** Written task **
Each line of the material below that holds the word "legend" needs to be copied.

(Figure content listings)
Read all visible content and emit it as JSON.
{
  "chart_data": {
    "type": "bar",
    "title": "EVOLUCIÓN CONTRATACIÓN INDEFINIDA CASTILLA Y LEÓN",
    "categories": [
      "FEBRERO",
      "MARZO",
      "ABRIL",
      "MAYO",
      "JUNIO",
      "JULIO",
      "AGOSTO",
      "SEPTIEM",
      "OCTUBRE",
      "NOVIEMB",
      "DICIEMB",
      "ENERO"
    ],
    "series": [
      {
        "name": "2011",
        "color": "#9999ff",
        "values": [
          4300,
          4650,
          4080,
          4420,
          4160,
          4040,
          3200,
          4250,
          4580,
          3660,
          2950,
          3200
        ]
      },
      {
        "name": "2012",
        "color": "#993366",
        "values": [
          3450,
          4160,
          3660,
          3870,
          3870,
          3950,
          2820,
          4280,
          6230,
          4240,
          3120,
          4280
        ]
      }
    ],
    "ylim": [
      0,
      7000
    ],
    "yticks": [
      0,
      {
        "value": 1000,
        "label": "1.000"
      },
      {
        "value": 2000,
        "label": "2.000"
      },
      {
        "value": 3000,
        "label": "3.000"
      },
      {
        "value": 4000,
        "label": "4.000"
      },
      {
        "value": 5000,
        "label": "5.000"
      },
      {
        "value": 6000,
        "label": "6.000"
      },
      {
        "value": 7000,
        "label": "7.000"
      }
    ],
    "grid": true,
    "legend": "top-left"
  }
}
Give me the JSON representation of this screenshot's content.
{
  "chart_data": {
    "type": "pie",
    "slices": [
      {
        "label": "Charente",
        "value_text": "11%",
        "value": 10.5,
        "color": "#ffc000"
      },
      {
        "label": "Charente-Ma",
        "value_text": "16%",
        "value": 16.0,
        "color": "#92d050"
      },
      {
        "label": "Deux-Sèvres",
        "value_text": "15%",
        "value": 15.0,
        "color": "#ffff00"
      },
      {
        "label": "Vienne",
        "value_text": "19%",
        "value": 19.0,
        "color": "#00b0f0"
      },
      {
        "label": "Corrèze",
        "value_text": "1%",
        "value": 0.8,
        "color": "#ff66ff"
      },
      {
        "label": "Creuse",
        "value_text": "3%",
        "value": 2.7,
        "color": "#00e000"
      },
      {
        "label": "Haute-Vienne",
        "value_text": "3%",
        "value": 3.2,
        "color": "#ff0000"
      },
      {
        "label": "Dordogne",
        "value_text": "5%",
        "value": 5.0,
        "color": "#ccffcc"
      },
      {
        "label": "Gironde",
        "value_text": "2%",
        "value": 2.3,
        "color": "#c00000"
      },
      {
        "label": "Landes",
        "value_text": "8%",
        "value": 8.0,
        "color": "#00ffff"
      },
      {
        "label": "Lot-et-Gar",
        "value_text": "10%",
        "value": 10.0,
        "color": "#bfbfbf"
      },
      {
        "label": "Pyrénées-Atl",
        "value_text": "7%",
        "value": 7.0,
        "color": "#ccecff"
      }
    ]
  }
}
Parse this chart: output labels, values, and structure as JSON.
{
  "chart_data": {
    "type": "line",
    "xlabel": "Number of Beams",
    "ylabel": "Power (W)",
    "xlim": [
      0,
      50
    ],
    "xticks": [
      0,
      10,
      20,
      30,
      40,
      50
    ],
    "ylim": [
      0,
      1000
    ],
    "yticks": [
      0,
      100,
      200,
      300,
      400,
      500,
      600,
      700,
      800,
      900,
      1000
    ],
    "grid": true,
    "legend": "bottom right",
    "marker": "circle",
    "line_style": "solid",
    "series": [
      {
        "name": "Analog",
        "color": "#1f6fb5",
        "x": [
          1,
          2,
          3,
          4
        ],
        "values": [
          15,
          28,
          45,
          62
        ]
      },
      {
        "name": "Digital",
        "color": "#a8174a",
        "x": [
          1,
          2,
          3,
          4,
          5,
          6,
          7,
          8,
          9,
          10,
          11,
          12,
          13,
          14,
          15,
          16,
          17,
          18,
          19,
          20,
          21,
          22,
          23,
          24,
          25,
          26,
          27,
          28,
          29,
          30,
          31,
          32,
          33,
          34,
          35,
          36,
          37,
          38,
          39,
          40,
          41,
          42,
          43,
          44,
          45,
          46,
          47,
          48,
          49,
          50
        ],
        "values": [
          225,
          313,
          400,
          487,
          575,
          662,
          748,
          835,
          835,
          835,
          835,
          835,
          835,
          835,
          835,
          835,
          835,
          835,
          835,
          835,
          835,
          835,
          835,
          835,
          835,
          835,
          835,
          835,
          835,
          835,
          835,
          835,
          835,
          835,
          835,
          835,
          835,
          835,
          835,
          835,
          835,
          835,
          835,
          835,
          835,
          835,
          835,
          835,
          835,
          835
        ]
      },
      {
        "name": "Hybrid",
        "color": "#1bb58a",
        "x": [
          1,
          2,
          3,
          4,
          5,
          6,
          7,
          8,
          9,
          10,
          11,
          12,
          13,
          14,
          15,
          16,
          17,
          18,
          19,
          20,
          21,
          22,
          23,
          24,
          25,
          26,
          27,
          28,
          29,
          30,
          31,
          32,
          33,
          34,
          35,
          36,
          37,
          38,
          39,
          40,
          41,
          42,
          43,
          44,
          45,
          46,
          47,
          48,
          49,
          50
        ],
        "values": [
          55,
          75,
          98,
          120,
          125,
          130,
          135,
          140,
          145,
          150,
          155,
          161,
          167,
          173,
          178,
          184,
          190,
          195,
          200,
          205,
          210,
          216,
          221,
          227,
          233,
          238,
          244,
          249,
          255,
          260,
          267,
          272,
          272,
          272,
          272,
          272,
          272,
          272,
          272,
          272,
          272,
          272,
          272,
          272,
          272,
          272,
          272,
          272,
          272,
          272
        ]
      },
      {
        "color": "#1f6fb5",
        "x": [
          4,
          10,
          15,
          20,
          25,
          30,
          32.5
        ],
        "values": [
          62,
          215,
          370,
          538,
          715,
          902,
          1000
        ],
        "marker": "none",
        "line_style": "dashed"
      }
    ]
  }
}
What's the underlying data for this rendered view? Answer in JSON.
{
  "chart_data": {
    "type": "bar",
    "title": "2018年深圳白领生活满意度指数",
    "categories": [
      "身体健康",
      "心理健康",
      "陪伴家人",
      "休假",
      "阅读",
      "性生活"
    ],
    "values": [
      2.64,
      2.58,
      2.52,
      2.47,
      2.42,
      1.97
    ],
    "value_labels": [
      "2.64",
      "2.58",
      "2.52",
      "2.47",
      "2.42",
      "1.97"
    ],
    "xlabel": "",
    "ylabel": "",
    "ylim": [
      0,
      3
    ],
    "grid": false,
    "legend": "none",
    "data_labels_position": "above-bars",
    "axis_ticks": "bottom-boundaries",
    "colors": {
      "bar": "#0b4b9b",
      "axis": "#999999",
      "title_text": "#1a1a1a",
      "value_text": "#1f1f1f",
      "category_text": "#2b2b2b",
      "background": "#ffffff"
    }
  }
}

** Written answer **
    "legend": "top-left"
    "legend": "bottom right",
    "legend": "none",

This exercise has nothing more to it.